List all lines in the material below that contain "title".
>>>>
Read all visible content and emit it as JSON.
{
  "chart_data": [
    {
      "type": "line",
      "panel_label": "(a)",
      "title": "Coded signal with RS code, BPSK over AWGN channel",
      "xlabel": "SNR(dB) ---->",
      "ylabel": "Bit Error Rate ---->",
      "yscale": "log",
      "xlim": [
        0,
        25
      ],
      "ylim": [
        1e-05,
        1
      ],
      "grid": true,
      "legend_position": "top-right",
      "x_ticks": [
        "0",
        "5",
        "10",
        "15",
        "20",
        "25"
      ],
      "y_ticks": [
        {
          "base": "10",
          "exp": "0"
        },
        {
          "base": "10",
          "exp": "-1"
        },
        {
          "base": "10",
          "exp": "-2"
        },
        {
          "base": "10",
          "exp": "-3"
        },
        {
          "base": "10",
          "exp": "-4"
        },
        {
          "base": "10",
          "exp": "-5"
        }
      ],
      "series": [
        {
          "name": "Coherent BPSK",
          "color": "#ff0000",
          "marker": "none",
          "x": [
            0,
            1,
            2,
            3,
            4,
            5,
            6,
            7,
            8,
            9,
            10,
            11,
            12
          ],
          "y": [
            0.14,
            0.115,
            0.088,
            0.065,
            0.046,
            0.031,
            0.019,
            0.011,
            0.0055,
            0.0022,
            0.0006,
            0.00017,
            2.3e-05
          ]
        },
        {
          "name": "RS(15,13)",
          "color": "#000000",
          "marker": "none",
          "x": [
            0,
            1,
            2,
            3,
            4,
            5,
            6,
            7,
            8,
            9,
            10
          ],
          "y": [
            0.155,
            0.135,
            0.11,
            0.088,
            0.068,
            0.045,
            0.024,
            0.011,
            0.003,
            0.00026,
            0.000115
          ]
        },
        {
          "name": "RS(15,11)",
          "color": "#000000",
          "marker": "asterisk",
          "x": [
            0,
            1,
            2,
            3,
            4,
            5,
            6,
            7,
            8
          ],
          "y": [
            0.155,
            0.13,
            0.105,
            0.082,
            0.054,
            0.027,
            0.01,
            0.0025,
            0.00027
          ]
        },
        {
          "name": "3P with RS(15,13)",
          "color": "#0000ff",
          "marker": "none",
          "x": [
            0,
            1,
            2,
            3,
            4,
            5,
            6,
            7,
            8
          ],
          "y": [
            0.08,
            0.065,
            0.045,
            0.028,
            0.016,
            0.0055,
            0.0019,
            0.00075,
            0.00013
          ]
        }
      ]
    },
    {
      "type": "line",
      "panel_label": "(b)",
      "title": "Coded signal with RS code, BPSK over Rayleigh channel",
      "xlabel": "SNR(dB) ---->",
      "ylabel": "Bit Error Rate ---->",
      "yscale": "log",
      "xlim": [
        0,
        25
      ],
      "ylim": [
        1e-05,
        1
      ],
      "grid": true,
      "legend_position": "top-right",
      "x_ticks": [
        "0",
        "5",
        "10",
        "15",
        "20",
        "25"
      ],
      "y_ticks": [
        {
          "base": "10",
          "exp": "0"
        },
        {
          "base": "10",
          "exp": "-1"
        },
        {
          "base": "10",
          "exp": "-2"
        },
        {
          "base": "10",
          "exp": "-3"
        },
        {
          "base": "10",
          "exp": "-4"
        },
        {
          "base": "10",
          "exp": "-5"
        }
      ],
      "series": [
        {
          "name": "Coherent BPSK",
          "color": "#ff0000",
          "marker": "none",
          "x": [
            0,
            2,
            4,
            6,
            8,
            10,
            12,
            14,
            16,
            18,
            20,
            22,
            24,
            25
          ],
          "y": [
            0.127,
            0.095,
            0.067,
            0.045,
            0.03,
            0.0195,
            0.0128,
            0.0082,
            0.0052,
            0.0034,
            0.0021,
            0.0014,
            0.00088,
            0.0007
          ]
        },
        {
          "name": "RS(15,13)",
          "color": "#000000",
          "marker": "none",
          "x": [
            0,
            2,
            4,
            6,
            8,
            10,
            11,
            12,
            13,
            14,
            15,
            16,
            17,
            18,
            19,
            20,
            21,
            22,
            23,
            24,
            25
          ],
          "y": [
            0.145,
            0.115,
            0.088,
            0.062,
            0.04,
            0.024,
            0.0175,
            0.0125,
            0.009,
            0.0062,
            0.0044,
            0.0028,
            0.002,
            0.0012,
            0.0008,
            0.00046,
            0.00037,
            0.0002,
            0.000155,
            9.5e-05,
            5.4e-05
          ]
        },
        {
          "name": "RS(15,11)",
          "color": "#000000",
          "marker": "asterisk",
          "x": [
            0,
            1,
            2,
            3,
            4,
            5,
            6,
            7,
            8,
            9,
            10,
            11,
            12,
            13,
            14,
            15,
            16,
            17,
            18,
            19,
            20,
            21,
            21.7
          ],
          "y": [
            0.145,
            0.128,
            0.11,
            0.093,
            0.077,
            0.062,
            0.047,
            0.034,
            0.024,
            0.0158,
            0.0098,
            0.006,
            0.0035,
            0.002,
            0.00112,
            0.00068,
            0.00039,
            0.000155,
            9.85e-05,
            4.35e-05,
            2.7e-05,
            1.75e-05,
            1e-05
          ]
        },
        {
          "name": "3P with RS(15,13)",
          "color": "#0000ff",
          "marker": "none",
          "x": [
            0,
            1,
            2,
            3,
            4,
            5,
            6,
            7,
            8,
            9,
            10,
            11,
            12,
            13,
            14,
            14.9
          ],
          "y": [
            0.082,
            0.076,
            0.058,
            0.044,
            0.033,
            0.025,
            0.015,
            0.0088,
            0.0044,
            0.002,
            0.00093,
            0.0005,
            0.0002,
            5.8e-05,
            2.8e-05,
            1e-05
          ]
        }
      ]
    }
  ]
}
<<<<
§ Expected answer:
      "title": "Coded signal with RS code, BPSK over AWGN channel",
      "title": "Coded signal with RS code, BPSK over Rayleigh channel",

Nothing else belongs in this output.